#### Exercise details:
In the broadcast transcript about the midterm campaigns, who is the national political correspondent who joins the host?

#### Passage for review:
□ □ □ □ □ □ □

MARY LOUISE KELLY, HOST:
In TV commercials and on debate stages across America, the attacks are now blistering as candidates see Election Day coming up fast.
(SOUNDBITE OF MONTAGE)
TED CRUZ: The kind of policies Congressman O'Rourke supports - high taxes, high regulations, open borders.
UNIDENTIFIED PERSON #1: And DeSantis voted five times to cut Social Security and Medicare benefits.
UNIDENTIFIED PERSON #2: It was disgusting. We have seen a mob rule in Washington, D.C.
CINDY AXNE: Every single one of us is in this together. This is one of the most important elections of our lifetime, and we all...
KELLY: National political correspondent Mara Liasson is with us to talk about what both parties are doing to gain an edge in this final stretch before the midterms. Hi, Mara.
MARA LIASSON, BYLINE: Hi there.
KELLY: Hi. So start with the issues. There's all kinds of things that could be weighing on voters' minds these last three weeks - the Kavanaugh hearings, the president's campaign rallies, constant campaign rallies, developments at the border, a crisis with Saudi Arabia. Can we say whether any of those seem to be shifting the playing field?

□ □ □ □ □ □ □

#### Information provided:
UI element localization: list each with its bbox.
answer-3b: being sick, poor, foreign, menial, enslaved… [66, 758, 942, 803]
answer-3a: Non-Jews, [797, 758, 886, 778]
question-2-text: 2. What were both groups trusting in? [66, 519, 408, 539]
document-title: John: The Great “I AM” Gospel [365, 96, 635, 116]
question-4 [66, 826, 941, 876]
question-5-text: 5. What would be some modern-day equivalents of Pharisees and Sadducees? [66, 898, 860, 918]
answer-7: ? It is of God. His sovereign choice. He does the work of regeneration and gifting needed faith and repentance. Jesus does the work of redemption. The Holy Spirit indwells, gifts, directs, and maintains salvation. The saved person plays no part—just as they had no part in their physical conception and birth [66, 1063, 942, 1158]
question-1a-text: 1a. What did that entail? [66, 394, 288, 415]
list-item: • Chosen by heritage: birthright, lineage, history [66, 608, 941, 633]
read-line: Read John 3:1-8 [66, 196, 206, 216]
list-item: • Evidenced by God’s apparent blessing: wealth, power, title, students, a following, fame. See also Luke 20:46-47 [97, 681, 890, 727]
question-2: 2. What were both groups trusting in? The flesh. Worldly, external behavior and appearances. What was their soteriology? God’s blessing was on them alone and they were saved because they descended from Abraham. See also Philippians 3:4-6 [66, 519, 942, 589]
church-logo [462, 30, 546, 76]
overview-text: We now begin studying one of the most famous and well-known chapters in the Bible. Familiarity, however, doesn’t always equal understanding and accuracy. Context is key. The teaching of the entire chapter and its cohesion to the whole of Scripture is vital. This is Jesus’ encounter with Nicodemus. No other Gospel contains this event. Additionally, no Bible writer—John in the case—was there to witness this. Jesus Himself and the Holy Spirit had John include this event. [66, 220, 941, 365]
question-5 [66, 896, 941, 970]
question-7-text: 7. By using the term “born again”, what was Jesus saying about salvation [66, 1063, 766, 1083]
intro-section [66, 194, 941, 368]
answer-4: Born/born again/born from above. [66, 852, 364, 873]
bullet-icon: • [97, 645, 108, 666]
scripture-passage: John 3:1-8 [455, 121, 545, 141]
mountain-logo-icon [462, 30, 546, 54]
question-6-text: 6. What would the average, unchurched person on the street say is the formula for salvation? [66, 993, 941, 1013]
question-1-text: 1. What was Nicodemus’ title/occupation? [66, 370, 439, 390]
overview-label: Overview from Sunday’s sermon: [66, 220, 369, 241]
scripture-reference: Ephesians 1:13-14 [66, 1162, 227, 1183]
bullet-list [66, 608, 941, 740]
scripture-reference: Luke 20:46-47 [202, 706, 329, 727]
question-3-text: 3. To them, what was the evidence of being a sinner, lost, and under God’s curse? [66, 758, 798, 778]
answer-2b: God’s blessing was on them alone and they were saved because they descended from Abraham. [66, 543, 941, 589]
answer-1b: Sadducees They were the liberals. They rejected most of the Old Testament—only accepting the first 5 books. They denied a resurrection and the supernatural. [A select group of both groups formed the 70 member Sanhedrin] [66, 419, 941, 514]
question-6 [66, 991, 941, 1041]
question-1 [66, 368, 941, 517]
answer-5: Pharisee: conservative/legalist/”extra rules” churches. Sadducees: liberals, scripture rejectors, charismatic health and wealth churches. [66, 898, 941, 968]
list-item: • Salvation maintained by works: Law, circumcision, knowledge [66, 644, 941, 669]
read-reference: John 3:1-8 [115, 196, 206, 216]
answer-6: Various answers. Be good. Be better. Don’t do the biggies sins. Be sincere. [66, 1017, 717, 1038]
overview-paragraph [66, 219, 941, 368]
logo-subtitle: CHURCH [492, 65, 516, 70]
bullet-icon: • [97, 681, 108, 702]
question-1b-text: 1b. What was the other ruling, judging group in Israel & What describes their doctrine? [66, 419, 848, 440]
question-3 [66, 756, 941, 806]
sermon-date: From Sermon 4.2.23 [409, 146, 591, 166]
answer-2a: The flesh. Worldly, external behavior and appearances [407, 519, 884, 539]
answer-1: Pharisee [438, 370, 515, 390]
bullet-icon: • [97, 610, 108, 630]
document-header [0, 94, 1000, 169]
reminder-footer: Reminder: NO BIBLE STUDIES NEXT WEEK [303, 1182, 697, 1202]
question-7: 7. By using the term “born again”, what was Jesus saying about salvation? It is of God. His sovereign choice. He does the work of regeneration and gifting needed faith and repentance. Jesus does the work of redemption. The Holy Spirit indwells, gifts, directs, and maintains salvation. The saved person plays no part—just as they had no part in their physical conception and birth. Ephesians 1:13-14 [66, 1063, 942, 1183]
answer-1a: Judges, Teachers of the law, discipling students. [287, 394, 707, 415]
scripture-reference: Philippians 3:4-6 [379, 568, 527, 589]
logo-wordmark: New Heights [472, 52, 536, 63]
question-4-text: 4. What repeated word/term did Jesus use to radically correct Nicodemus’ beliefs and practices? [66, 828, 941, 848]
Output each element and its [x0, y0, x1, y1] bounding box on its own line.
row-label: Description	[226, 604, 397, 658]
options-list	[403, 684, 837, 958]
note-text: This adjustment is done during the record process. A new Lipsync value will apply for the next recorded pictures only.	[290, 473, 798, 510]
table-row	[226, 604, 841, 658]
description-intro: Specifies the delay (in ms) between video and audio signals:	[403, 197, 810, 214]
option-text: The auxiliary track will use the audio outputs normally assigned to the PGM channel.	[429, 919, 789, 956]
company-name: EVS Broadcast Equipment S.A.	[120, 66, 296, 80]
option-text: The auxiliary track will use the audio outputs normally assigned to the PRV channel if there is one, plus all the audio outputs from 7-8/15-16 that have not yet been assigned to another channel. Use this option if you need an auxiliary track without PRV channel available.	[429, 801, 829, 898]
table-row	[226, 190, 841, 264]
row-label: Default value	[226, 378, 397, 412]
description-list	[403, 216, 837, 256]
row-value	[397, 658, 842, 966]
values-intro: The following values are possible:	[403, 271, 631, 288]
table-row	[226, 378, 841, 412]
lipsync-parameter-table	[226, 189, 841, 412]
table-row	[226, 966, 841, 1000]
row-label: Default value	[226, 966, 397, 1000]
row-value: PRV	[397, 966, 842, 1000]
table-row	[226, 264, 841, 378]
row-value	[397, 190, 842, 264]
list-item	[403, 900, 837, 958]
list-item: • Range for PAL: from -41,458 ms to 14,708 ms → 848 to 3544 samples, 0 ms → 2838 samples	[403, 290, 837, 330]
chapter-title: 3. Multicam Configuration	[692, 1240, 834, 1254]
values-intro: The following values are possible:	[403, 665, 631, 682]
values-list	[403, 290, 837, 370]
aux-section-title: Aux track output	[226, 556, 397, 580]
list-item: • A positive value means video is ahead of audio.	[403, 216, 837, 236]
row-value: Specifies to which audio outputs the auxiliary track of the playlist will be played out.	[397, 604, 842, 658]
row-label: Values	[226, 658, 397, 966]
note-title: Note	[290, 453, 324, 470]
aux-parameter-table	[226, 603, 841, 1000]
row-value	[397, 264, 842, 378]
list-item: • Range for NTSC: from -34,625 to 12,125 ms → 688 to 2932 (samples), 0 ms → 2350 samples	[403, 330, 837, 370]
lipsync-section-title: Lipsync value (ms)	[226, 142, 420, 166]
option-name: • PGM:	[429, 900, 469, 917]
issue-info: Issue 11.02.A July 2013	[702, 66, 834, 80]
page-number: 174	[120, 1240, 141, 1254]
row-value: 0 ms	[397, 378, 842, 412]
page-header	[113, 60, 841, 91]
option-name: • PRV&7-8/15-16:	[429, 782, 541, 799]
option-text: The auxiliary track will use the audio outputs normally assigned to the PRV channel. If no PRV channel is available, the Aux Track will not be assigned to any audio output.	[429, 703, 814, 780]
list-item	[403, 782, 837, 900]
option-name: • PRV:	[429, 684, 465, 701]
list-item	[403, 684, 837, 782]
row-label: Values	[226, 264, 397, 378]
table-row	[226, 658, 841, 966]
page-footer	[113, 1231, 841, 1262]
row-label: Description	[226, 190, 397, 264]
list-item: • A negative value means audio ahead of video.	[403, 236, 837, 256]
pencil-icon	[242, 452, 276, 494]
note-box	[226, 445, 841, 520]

□ □ □ □ □ □ □

#### Output for this exercise:
Mara Liasson